### WHAT THIS TASK INVOLVES
Below are entries. Pull out all lines containing "image".

### Data entries
========================================================================
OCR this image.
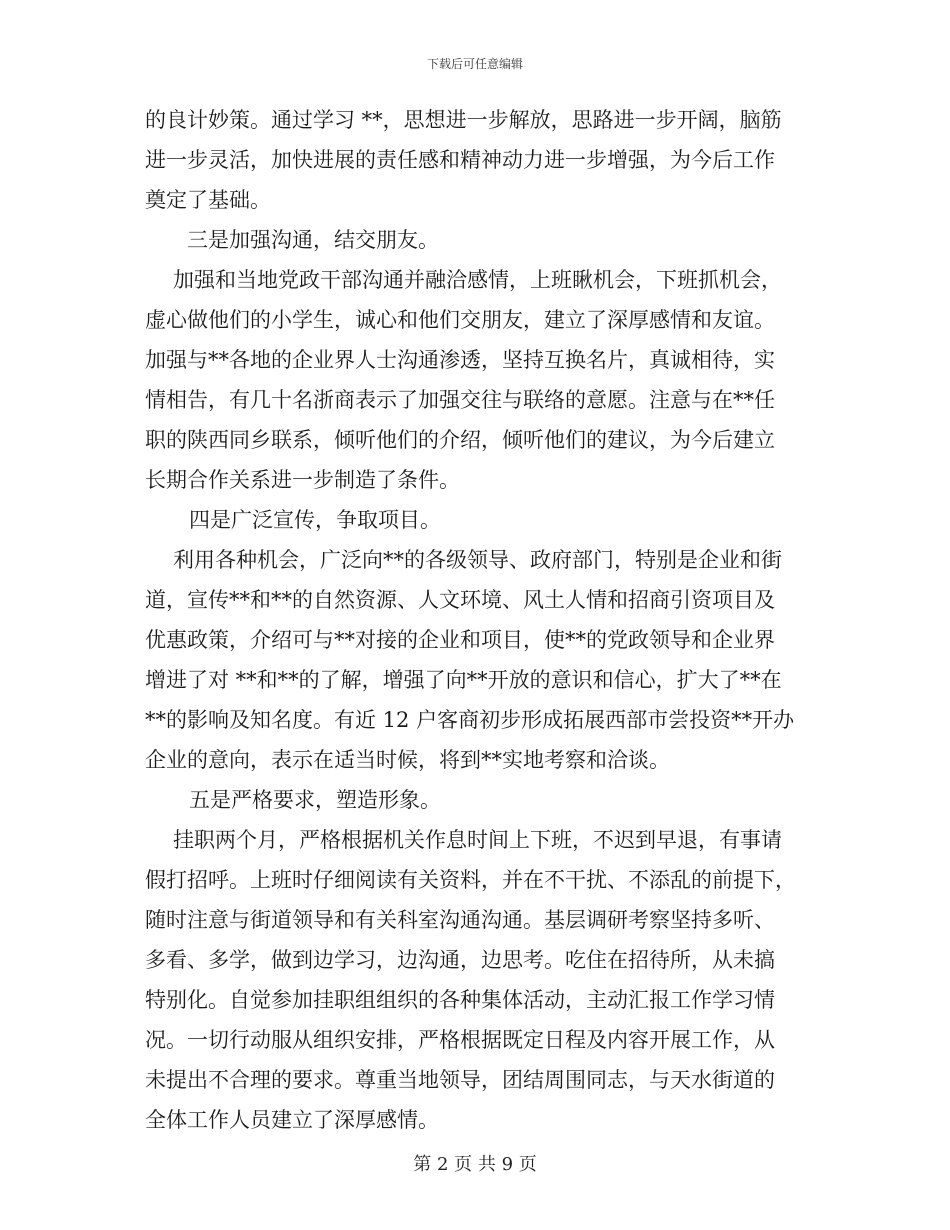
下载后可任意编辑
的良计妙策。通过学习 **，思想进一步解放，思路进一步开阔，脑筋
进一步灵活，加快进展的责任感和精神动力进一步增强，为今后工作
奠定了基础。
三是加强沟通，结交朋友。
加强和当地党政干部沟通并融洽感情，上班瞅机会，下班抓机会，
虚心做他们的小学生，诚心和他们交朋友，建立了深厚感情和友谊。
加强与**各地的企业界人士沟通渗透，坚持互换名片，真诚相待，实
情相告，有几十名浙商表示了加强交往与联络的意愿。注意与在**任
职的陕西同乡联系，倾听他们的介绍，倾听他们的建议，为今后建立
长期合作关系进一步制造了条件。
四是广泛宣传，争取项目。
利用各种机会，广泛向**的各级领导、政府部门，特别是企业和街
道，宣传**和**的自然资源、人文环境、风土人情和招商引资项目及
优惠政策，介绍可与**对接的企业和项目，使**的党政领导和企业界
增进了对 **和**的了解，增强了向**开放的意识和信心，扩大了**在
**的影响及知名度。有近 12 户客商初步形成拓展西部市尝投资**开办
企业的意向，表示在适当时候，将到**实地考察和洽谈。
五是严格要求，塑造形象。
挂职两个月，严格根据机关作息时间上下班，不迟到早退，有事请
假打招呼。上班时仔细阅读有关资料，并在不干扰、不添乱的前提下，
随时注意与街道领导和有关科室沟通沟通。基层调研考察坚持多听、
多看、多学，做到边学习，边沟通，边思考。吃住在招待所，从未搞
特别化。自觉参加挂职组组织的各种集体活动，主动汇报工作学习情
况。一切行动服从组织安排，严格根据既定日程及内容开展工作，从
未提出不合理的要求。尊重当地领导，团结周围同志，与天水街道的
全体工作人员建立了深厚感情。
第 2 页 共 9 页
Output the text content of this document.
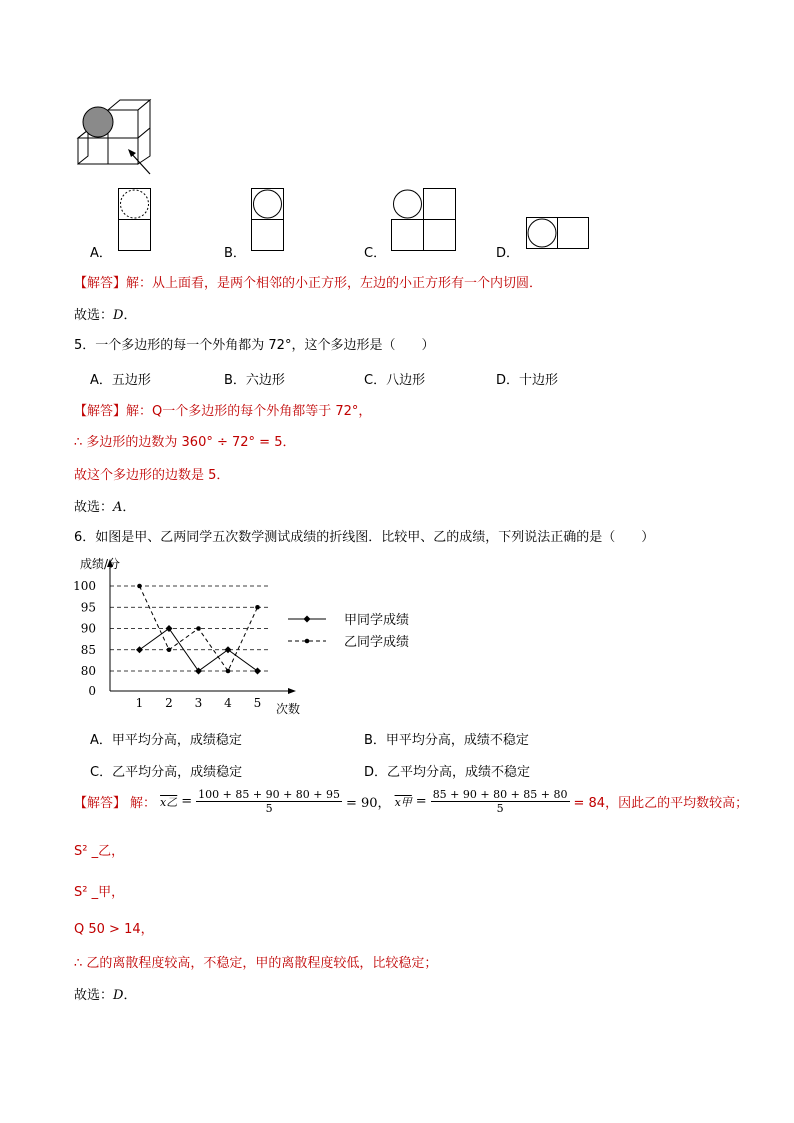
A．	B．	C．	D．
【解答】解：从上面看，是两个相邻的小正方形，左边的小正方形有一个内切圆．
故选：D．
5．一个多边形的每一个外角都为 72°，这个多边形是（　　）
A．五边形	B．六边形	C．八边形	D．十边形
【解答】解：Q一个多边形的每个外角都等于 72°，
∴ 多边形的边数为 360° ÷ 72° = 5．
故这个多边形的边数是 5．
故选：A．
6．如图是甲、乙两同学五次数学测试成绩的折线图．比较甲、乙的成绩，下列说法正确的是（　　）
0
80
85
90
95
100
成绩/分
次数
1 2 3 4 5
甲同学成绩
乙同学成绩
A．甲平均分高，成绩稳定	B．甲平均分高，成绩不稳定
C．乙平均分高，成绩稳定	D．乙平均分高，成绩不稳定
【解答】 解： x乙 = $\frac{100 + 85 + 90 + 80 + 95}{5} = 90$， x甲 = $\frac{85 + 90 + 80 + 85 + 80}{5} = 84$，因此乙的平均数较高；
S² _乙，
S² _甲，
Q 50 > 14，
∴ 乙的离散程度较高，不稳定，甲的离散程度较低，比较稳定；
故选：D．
========================================================================
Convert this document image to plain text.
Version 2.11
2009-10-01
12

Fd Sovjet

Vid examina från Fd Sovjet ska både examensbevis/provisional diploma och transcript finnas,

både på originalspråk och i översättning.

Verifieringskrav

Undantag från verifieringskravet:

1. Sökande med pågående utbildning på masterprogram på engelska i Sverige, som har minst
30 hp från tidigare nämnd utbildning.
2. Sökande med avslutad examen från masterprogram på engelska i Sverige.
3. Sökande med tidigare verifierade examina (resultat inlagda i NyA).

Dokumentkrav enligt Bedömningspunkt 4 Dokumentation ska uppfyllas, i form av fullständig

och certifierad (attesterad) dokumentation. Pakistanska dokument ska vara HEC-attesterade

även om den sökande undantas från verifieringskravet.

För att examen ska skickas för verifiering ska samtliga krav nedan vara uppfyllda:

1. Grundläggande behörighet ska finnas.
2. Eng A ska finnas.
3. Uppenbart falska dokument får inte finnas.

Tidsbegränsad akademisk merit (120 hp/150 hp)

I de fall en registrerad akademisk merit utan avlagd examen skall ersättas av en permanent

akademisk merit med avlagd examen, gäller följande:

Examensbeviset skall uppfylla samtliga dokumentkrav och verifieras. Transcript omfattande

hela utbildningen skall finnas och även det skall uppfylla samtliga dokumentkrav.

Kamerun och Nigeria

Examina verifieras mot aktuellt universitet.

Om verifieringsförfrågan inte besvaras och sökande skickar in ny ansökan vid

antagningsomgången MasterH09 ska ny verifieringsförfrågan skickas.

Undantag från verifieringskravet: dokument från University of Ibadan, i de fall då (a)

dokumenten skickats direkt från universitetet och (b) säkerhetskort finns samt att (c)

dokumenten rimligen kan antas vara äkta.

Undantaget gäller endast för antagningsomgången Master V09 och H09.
========================================================================
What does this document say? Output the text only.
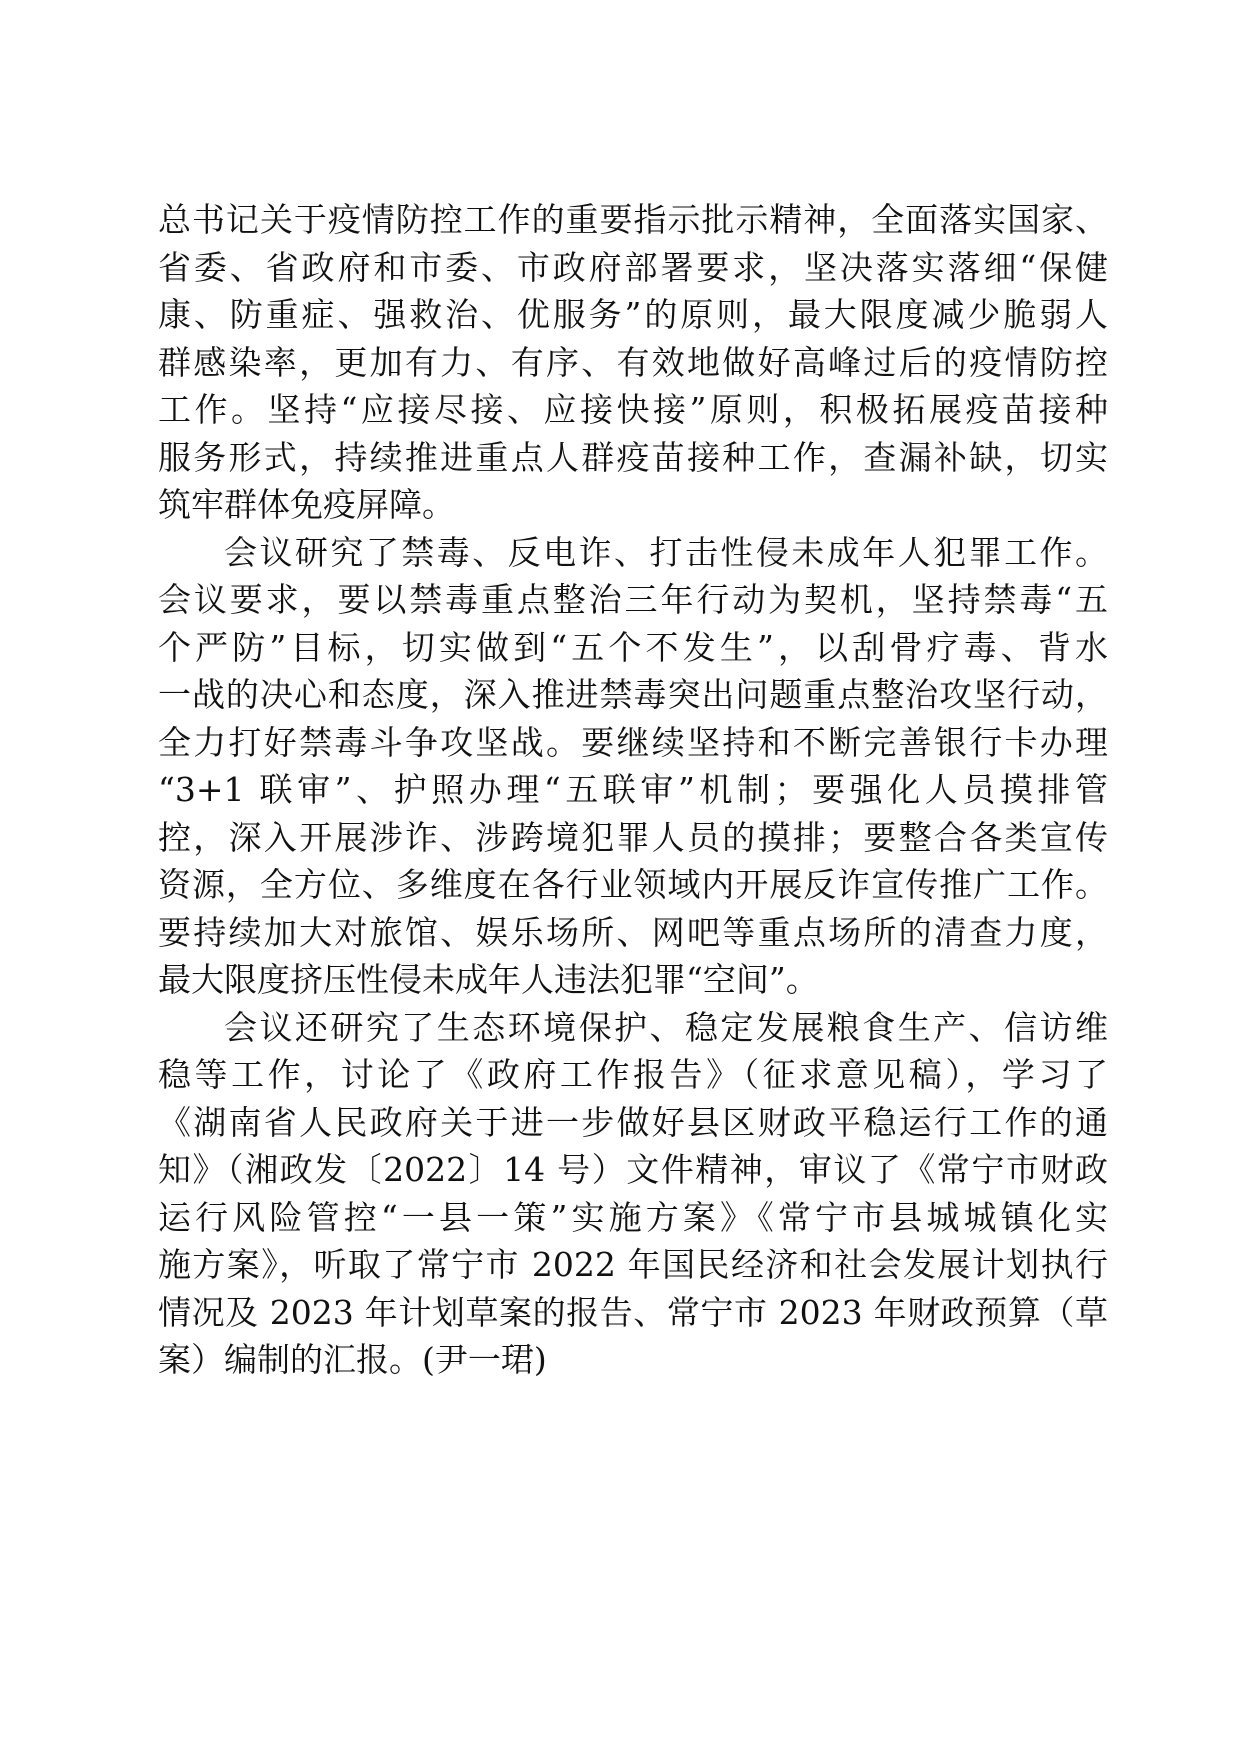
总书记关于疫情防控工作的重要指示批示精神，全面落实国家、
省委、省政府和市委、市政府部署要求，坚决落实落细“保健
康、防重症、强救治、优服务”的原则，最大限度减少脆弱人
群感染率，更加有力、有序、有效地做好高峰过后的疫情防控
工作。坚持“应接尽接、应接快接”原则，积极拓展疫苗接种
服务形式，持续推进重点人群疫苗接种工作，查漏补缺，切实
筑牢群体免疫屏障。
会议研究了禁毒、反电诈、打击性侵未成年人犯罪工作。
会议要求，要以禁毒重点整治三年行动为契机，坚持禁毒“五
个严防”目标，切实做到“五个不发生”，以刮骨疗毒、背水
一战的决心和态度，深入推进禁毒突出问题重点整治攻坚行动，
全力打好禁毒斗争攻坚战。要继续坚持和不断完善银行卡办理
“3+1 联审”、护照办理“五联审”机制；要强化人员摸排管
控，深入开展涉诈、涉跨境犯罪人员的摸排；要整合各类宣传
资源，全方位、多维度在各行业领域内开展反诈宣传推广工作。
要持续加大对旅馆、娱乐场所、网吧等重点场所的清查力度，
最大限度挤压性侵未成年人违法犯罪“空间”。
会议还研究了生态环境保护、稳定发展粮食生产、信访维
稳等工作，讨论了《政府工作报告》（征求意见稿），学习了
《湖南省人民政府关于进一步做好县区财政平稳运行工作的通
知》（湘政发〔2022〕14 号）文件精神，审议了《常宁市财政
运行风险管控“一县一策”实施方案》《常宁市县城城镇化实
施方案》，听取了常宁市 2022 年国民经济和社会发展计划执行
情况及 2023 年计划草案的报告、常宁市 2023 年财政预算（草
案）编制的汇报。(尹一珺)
========================================================================
### SOLUTION FOR THIS EXERCISE
OCR this image.
Convert this document image to plain text.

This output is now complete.